For each line that holds "party", copy the line out.

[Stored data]
============================================================
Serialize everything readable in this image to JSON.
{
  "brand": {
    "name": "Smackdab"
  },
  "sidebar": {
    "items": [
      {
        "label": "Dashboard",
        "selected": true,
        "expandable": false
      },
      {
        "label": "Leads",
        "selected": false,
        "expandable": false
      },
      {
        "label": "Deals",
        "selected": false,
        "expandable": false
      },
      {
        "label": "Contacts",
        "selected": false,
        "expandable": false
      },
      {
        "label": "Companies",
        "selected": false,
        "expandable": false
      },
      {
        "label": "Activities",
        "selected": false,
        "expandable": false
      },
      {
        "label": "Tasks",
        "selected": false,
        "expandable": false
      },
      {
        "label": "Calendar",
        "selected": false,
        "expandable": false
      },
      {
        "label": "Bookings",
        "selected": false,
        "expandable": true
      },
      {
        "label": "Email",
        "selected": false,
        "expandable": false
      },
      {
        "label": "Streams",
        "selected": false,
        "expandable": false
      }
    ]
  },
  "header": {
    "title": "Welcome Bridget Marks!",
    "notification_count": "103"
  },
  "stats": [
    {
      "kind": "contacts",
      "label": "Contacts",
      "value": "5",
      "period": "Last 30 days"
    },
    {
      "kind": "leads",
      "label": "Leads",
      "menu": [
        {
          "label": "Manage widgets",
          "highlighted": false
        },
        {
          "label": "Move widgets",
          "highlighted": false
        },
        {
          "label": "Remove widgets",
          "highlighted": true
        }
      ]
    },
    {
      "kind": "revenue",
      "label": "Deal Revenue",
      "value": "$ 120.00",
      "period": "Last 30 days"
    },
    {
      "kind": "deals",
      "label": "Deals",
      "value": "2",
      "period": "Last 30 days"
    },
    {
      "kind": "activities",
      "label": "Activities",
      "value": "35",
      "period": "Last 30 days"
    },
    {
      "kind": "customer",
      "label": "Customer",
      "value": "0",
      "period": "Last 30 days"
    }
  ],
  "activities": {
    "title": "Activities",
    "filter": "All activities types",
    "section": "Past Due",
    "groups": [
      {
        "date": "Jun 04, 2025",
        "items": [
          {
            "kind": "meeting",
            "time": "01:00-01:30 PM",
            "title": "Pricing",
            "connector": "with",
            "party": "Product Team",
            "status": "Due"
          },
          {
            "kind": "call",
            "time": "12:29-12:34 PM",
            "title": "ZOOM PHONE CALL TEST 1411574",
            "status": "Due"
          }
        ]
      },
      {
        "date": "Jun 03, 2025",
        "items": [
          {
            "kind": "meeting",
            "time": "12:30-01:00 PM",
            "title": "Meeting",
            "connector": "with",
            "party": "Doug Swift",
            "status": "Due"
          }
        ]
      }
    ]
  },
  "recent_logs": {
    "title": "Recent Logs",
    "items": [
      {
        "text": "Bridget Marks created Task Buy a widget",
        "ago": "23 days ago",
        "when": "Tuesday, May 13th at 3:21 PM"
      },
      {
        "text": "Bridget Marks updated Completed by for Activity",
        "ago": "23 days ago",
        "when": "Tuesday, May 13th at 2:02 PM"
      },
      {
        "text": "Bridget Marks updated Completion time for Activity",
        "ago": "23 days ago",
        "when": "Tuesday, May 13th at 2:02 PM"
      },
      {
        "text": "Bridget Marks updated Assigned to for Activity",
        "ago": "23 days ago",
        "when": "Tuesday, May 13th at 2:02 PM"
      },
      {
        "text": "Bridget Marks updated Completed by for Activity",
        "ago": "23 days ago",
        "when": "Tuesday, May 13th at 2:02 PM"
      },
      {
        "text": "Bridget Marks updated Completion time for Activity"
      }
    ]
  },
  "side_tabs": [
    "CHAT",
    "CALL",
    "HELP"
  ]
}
============================================================
- _Worked answer_:
            "party": "Product Team",
            "party": "Doug Swift",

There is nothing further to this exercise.